## To do
Will you transcribe the entries that follow, exactly and in full?

## Available data
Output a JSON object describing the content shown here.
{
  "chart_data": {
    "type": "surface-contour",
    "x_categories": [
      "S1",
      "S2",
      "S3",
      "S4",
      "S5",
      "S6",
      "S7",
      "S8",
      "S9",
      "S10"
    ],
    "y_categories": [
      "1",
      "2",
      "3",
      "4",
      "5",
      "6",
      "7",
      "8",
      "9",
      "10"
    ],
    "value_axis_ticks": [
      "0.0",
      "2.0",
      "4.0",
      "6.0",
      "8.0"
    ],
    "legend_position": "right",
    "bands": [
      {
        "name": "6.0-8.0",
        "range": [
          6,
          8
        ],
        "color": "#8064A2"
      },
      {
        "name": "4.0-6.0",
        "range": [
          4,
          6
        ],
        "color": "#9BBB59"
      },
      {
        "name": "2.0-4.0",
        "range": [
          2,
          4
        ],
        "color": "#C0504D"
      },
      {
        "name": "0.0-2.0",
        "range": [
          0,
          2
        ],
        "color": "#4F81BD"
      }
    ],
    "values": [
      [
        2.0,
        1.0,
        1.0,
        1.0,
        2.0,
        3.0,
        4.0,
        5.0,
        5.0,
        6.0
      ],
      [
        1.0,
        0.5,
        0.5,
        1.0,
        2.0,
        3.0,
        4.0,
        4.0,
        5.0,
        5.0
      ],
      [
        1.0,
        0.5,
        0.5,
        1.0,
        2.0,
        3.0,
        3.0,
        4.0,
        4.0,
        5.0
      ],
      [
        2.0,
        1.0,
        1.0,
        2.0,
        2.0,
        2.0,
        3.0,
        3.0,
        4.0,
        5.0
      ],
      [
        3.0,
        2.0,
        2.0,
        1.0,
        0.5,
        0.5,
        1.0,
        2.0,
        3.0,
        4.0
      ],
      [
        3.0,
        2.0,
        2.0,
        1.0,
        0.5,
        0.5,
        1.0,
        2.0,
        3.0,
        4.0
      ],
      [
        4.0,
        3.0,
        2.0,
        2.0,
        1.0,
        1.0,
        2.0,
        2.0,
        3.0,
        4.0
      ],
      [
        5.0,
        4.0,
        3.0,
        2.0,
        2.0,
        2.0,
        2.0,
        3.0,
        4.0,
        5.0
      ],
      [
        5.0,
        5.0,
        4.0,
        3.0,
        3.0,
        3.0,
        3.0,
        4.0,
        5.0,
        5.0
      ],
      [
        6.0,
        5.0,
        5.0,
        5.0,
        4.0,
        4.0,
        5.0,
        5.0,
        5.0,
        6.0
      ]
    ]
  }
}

## Answer below
Output a JSON object describing the content shown here.
{
  "chart_data": {
    "type": "surface-contour",
    "x_categories": [
      "S1",
      "S2",
      "S3",
      "S4",
      "S5",
      "S6",
      "S7",
      "S8",
      "S9",
      "S10"
    ],
    "y_categories": [
      "1",
      "2",
      "3",
      "4",
      "5",
      "6",
      "7",
      "8",
      "9",
      "10"
    ],
    "value_axis_ticks": [
      "0.0",
      "2.0",
      "4.0",
      "6.0",
      "8.0"
    ],
    "legend_position": "right",
    "bands": [
      {
        "name": "6.0-8.0",
        "range": [
          6,
          8
        ],
        "color": "#8064A2"
      },
      {
        "name": "4.0-6.0",
        "range": [
          4,
          6
        ],
        "color": "#9BBB59"
      },
      {
        "name": "2.0-4.0",
        "range": [
          2,
          4
        ],
        "color": "#C0504D"
      },
      {
        "name": "0.0-2.0",
        "range": [
          0,
          2
        ],
        "color": "#4F81BD"
      }
    ],
    "values": [
      [
        2.0,
        1.0,
        1.0,
        1.0,
        2.0,
        3.0,
        4.0,
        5.0,
        5.0,
        6.0
      ],
      [
        1.0,
        0.5,
        0.5,
        1.0,
        2.0,
        3.0,
        4.0,
        4.0,
        5.0,
        5.0
      ],
      [
        1.0,
        0.5,
        0.5,
        1.0,
        2.0,
        3.0,
        3.0,
        4.0,
        4.0,
        5.0
      ],
      [
        2.0,
        1.0,
        1.0,
        2.0,
        2.0,
        2.0,
        3.0,
        3.0,
        4.0,
        5.0
      ],
      [
        3.0,
        2.0,
        2.0,
        1.0,
        0.5,
        0.5,
        1.0,
        2.0,
        3.0,
        4.0
      ],
      [
        3.0,
        2.0,
        2.0,
        1.0,
        0.5,
        0.5,
        1.0,
        2.0,
        3.0,
        4.0
      ],
      [
        4.0,
        3.0,
        2.0,
        2.0,
        1.0,
        1.0,
        2.0,
        2.0,
        3.0,
        4.0
      ],
      [
        5.0,
        4.0,
        3.0,
        2.0,
        2.0,
        2.0,
        2.0,
        3.0,
        4.0,
        5.0
      ],
      [
        5.0,
        5.0,
        4.0,
        3.0,
        3.0,
        3.0,
        3.0,
        4.0,
        5.0,
        5.0
      ],
      [
        6.0,
        5.0,
        5.0,
        5.0,
        4.0,
        4.0,
        5.0,
        5.0,
        5.0,
        6.0
      ]
    ]
  }
}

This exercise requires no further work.